Extracted data entries:
(begin)

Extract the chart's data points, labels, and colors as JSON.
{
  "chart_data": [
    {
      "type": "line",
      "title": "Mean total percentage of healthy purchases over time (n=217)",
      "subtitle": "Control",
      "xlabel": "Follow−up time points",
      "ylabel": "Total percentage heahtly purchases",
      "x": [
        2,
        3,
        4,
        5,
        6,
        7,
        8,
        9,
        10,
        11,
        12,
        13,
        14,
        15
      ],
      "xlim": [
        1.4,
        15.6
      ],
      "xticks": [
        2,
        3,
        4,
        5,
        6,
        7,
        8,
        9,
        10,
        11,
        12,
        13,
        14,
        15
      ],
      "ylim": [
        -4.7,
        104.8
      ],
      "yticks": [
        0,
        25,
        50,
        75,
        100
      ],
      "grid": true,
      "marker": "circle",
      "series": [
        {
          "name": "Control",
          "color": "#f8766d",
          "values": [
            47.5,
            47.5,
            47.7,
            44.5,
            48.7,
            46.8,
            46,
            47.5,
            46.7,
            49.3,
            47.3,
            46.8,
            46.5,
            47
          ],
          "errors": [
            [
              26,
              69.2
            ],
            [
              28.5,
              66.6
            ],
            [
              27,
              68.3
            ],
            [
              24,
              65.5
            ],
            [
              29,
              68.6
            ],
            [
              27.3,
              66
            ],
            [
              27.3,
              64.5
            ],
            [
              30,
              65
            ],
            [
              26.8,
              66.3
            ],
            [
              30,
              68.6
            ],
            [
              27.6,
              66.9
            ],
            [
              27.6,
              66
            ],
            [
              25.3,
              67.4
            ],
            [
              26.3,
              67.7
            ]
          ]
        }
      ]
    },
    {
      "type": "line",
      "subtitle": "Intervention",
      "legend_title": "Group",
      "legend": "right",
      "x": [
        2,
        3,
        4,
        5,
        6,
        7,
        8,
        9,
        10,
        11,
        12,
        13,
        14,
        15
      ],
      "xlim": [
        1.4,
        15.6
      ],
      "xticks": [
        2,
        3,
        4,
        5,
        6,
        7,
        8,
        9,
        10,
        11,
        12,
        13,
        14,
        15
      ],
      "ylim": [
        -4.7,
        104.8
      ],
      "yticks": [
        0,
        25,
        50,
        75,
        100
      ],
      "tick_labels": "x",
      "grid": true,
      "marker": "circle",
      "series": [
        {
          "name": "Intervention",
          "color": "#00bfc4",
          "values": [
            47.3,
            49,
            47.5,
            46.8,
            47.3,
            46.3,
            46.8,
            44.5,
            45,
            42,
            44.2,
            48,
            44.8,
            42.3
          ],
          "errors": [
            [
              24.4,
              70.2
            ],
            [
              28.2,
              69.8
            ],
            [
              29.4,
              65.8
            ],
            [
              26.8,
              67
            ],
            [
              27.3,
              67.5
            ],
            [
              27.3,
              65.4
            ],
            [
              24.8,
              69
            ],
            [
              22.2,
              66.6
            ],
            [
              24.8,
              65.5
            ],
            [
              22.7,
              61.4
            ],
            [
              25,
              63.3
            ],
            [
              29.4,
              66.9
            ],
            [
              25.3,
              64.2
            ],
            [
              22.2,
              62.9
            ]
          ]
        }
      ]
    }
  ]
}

(end)

EXERCISE REQUIREMENTS = Extract every line containing the string "subtitle" from the material.

RESPONSE TO THIS TASK =
      "subtitle": "Control",
      "subtitle": "Intervention",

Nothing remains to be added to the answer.